**EXERCISE DATA**
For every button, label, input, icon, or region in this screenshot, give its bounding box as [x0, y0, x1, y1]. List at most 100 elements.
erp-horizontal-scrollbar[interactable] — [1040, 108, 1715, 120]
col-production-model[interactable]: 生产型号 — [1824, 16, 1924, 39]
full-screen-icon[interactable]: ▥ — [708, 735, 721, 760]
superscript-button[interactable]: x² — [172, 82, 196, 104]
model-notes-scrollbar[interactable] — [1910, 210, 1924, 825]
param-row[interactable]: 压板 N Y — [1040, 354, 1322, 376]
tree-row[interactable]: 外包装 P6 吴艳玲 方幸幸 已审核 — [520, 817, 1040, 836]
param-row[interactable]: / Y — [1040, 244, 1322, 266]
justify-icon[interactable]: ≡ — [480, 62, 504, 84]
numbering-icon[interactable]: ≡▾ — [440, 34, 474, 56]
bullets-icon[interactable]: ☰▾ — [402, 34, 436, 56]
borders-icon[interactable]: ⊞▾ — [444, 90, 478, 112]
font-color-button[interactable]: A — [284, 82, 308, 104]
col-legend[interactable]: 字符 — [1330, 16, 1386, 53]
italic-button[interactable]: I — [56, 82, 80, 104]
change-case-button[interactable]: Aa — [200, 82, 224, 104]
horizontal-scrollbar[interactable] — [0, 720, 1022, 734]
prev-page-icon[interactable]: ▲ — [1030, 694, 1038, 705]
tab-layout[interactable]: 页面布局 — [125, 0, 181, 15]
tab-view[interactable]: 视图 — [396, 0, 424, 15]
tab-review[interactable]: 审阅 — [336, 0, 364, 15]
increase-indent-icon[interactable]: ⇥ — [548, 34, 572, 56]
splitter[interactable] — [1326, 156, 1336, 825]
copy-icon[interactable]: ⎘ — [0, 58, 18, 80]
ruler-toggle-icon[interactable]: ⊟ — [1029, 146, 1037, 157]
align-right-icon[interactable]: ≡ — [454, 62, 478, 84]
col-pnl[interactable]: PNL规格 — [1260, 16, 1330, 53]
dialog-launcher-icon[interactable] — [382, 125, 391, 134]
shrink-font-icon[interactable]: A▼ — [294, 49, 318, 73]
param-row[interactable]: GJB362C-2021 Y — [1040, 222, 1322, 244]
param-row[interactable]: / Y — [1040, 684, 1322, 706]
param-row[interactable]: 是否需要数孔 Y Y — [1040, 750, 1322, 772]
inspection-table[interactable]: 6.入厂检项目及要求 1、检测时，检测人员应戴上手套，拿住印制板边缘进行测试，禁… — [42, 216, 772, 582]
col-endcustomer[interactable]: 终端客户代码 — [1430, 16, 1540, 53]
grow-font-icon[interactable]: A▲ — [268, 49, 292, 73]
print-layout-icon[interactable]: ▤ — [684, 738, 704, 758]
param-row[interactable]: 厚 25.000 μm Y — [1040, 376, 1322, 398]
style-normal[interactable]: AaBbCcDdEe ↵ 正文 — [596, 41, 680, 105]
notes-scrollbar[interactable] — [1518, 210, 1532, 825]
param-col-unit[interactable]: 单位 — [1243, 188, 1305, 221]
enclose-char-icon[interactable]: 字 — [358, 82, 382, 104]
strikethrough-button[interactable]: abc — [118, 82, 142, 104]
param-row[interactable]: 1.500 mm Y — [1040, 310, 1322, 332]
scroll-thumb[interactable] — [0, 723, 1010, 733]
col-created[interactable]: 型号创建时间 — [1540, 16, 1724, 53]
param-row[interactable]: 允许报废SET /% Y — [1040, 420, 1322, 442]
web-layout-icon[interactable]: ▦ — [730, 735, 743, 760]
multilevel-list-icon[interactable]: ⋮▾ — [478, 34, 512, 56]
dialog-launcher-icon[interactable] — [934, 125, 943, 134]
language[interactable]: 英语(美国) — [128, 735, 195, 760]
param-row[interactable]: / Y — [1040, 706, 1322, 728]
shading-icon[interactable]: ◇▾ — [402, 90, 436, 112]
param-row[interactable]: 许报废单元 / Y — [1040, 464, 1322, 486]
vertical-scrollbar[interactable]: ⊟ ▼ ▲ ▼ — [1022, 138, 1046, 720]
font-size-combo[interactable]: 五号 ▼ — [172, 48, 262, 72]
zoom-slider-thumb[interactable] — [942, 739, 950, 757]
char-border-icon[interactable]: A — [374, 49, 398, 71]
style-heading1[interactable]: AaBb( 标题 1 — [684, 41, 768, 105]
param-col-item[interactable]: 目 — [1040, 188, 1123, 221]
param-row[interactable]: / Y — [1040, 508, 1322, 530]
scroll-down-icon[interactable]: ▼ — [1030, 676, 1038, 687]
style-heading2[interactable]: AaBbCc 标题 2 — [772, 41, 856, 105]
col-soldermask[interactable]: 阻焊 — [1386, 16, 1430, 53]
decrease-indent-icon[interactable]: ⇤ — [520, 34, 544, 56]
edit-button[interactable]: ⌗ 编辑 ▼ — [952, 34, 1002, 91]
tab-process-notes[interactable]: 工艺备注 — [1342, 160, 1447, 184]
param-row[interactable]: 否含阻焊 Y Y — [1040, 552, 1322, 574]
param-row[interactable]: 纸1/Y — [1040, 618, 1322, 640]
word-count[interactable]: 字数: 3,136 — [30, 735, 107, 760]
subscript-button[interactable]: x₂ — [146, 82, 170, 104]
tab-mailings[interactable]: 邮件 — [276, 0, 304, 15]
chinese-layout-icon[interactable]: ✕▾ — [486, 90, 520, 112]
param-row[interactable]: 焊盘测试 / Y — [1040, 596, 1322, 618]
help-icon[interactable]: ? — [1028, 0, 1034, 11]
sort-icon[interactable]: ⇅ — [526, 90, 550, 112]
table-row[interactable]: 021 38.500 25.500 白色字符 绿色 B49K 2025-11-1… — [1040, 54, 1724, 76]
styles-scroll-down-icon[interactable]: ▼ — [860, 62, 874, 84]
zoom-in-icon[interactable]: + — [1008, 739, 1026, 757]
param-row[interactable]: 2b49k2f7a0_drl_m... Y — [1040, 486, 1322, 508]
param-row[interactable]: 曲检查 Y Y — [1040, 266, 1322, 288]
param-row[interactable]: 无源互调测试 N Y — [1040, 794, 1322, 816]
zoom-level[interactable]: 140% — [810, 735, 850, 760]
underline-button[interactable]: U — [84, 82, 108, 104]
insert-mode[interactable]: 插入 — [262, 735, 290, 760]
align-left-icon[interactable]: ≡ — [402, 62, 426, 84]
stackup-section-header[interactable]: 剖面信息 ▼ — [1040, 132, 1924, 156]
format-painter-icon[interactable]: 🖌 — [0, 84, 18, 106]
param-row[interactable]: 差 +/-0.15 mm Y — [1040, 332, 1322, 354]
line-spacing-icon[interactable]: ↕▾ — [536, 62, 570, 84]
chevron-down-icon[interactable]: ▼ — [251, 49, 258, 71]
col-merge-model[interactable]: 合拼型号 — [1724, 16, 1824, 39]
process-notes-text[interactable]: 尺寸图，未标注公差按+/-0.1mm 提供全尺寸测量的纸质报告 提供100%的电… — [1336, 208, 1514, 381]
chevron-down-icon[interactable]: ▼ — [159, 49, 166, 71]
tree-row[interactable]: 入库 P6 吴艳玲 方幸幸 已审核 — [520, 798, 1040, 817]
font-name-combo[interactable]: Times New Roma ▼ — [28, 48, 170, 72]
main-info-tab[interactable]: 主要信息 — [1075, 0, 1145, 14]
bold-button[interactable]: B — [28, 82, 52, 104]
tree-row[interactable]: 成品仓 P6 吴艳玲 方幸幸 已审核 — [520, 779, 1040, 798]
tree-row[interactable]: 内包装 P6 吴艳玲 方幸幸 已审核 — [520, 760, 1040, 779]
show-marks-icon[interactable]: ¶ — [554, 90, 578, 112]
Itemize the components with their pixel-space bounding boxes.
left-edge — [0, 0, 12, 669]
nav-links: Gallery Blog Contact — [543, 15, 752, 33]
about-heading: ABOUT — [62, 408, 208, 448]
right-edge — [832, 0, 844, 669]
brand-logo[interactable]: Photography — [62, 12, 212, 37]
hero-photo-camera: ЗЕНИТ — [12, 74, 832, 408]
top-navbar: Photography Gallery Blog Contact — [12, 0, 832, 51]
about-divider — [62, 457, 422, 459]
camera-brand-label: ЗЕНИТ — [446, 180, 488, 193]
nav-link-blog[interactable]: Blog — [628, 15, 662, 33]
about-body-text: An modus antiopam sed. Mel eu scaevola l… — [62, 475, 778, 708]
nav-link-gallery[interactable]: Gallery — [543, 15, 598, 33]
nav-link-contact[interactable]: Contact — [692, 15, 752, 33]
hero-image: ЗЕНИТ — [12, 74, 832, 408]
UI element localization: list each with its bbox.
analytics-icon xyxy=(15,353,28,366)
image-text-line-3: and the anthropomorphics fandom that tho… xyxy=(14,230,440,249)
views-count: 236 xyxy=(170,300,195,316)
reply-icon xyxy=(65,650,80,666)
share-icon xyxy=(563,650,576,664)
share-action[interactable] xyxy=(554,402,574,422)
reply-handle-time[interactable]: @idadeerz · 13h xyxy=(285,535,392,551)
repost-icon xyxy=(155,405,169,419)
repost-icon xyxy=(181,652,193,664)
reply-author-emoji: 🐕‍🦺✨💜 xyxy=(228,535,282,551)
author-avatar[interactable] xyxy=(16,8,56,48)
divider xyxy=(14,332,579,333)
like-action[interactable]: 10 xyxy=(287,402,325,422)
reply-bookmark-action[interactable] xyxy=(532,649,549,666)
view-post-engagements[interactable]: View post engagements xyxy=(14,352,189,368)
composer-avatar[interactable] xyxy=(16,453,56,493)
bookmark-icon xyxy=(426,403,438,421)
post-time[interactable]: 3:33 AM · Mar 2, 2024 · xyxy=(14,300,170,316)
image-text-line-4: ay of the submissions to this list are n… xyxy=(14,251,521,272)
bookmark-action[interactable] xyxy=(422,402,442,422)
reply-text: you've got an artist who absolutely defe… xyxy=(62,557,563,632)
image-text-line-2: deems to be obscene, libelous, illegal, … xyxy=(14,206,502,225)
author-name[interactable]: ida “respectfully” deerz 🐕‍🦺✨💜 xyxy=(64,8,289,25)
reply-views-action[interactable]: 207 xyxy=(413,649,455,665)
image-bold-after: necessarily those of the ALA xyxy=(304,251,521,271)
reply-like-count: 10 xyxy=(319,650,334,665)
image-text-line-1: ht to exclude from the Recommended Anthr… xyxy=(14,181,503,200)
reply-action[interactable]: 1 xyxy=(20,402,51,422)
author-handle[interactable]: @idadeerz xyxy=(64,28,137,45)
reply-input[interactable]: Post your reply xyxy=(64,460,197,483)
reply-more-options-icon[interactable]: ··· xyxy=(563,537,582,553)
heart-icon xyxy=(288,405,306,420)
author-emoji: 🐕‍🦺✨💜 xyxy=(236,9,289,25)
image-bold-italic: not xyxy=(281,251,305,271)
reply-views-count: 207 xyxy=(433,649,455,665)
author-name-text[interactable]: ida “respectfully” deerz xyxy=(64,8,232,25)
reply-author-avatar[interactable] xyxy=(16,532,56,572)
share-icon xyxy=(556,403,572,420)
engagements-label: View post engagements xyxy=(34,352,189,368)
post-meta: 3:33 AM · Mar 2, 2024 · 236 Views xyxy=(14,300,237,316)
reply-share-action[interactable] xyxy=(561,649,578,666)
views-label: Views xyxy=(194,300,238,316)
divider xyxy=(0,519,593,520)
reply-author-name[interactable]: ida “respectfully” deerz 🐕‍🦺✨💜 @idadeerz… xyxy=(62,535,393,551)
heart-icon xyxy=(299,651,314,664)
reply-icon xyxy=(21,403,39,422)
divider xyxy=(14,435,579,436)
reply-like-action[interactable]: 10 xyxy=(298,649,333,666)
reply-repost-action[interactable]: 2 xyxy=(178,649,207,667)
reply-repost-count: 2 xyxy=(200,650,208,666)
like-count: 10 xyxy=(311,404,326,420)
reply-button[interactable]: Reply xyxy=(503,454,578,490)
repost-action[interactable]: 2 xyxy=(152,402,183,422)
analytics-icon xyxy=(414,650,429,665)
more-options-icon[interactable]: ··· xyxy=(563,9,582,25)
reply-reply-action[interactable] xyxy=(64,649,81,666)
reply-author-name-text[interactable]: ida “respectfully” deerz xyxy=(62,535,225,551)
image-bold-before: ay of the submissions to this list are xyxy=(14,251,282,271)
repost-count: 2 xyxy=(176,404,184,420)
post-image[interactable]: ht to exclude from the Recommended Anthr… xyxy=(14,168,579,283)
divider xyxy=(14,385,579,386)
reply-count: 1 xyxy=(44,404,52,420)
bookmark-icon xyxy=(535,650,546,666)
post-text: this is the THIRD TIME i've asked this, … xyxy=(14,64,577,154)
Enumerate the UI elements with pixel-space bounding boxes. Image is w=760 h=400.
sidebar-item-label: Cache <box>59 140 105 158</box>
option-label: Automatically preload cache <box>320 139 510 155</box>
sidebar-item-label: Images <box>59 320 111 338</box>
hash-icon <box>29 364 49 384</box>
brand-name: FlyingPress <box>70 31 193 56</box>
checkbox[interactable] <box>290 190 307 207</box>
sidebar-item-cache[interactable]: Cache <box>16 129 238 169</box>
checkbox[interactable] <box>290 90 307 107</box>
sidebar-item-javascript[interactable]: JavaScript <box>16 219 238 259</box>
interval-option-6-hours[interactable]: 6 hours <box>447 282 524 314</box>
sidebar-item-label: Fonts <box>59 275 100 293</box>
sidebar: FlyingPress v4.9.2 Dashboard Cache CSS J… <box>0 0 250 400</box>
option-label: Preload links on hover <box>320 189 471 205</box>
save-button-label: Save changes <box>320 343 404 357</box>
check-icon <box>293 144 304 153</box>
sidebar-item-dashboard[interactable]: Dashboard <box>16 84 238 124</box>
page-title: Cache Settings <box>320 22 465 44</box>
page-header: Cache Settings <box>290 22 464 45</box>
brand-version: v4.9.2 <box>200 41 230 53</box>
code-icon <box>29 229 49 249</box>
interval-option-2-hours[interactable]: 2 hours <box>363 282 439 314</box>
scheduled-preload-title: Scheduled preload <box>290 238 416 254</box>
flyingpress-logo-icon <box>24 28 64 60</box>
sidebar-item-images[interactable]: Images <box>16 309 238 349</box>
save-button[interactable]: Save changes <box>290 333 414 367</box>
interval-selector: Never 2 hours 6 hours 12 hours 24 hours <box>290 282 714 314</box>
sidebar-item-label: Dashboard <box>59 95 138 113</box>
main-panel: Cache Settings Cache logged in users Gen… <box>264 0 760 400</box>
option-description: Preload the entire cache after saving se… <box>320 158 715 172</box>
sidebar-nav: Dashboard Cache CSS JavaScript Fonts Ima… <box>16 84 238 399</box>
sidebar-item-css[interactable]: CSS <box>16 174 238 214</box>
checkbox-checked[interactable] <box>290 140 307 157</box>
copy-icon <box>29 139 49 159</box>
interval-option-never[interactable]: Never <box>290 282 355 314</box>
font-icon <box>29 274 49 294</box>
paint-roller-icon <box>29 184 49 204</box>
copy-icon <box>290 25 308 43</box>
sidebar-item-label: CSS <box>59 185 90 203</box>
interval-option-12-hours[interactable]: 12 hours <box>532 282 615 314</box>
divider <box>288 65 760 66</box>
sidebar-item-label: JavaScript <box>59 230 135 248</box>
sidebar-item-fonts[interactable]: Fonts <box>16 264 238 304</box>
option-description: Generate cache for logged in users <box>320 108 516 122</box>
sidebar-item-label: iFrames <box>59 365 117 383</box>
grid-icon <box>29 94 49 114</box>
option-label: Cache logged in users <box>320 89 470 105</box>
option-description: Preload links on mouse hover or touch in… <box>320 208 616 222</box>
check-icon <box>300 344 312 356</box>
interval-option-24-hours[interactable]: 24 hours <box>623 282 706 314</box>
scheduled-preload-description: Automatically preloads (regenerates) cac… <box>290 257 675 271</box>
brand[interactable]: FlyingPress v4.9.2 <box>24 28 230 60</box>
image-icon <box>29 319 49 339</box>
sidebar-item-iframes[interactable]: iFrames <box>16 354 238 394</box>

**DIRECTIONS**
Gather every line above that contains the word "dialog", treating uppercase and lowercase letters as different.

**RESPONSE**
dialog-launcher-icon[interactable] — [382, 125, 391, 134]
dialog-launcher-icon[interactable] — [934, 125, 943, 134]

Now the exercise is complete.